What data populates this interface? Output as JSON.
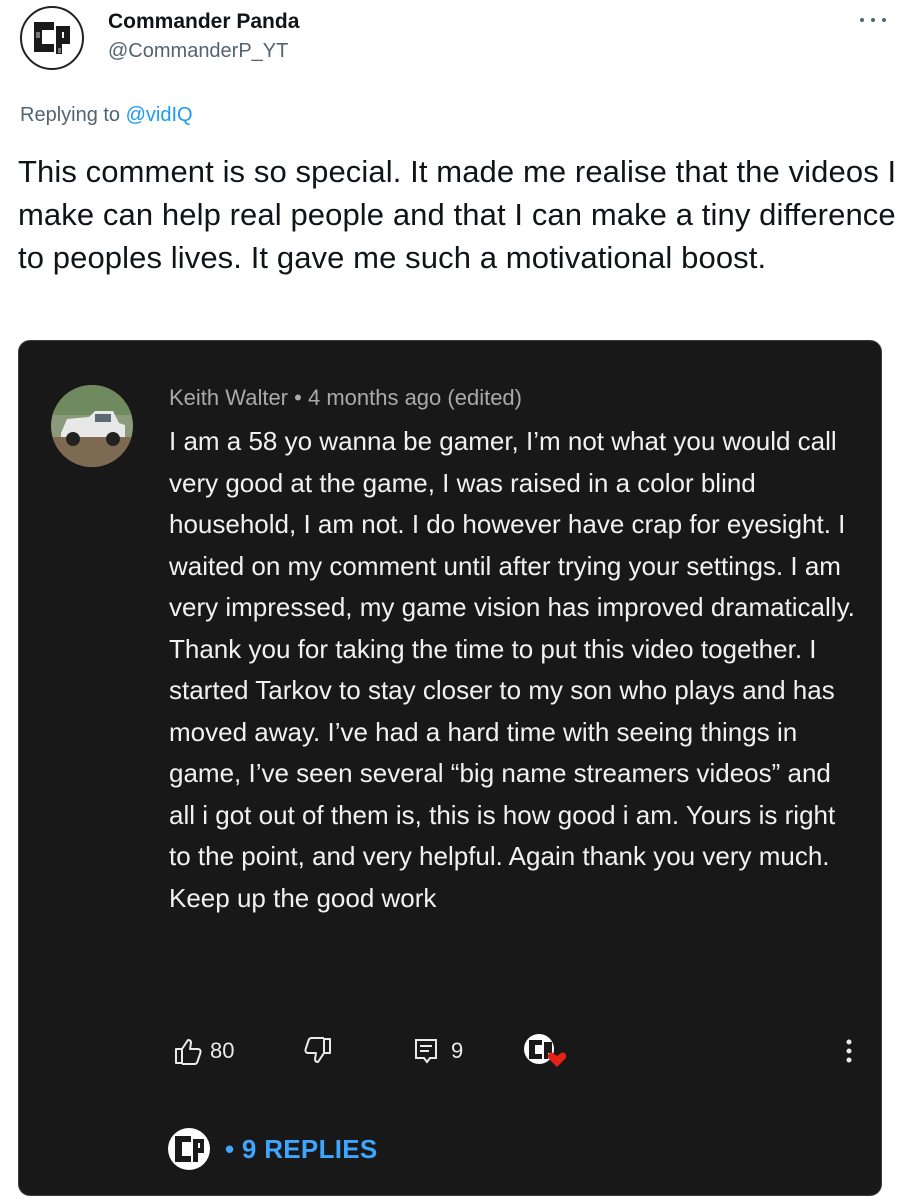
{
  "tweet": {
    "author_name": "Commander Panda",
    "author_handle": "@CommanderP_YT",
    "replying_prefix": "Replying to",
    "replying_to": "@vidIQ",
    "text": "This comment is so special. It made me realise that the videos I make can help real people and that I can make a tiny difference to peoples lives. It gave me such a motivational boost.",
    "avatar_monogram": "CP"
  },
  "comment": {
    "author": "Keith Walter",
    "separator": "•",
    "time": "4 months ago (edited)",
    "text": "I am a 58 yo wanna be gamer, I’m not what you would call very good at the game, I was raised in a color blind household, I am not. I do however have crap for eyesight. I waited on my comment until after trying your settings. I am very impressed, my game vision has improved dramatically. Thank you for taking the time to put this video together. I started Tarkov to stay closer to my son who plays and has moved away. I’ve had a hard time with seeing things in game, I’ve seen several “big name streamers videos” and all i got out of them is, this is how good i am. Yours is right to the point, and very helpful. Again thank you very much. Keep up the good work",
    "likes": "80",
    "reply_count": "9",
    "replies_label": "• 9 REPLIES"
  },
  "icons": {
    "more": "more-horizontal-icon",
    "like": "thumbs-up-icon",
    "dislike": "thumbs-down-icon",
    "reply": "comment-icon",
    "heart": "creator-heart-icon",
    "menu": "more-vertical-icon"
  },
  "colors": {
    "link": "#1d9bf0",
    "replies": "#3ea6ff",
    "card": "#181818",
    "heart": "#e62117"
  }
}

•••

Short exercise: All of the material above needs to be restated exactly, with no pictures.

Answer for the task:
What data populates this interface? Output as JSON.
{
  "tweet": {
    "author_name": "Commander Panda",
    "author_handle": "@CommanderP_YT",
    "replying_prefix": "Replying to",
    "replying_to": "@vidIQ",
    "text": "This comment is so special. It made me realise that the videos I make can help real people and that I can make a tiny difference to peoples lives. It gave me such a motivational boost.",
    "avatar_monogram": "CP"
  },
  "comment": {
    "author": "Keith Walter",
    "separator": "•",
    "time": "4 months ago (edited)",
    "text": "I am a 58 yo wanna be gamer, I’m not what you would call very good at the game, I was raised in a color blind household, I am not. I do however have crap for eyesight. I waited on my comment until after trying your settings. I am very impressed, my game vision has improved dramatically. Thank you for taking the time to put this video together. I started Tarkov to stay closer to my son who plays and has moved away. I’ve had a hard time with seeing things in game, I’ve seen several “big name streamers videos” and all i got out of them is, this is how good i am. Yours is right to the point, and very helpful. Again thank you very much. Keep up the good work",
    "likes": "80",
    "reply_count": "9",
    "replies_label": "• 9 REPLIES"
  },
  "icons": {
    "more": "more-horizontal-icon",
    "like": "thumbs-up-icon",
    "dislike": "thumbs-down-icon",
    "reply": "comment-icon",
    "heart": "creator-heart-icon",
    "menu": "more-vertical-icon"
  },
  "colors": {
    "link": "#1d9bf0",
    "replies": "#3ea6ff",
    "card": "#181818",
    "heart": "#e62117"
  }
}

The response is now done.